-------- Working data
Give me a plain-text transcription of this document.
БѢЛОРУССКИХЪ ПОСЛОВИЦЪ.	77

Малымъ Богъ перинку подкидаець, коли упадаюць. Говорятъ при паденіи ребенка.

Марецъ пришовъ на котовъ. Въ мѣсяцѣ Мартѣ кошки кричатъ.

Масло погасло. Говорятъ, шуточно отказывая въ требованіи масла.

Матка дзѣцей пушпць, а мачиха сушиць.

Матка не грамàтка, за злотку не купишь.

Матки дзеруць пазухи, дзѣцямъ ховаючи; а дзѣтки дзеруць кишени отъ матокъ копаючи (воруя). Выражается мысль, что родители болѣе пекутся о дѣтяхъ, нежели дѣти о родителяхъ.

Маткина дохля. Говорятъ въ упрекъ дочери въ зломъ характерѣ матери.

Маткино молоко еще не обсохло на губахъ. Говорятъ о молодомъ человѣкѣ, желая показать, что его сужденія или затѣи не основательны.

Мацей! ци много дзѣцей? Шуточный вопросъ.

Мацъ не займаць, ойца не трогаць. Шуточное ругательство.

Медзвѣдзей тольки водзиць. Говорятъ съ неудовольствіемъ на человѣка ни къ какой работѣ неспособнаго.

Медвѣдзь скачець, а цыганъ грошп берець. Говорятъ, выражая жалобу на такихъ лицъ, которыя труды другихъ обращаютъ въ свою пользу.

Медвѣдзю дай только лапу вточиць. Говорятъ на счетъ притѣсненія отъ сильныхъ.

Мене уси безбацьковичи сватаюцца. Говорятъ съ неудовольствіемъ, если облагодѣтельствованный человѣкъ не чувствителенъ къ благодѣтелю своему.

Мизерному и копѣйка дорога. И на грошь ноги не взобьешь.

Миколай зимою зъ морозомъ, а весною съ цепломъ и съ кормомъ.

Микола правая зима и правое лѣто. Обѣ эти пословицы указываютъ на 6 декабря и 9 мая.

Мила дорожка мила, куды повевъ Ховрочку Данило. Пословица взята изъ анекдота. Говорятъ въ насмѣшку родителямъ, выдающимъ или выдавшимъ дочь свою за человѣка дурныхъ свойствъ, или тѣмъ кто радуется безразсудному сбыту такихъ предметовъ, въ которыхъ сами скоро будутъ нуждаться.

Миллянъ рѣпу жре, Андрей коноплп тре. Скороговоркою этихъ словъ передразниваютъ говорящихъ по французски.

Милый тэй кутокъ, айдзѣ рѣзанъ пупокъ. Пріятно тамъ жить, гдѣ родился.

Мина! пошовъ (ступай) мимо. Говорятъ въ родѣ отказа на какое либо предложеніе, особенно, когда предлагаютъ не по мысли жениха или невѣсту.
----------------
Task directions -
Count the lines in which the string "свою" appears, then report only that figure.

Response -
2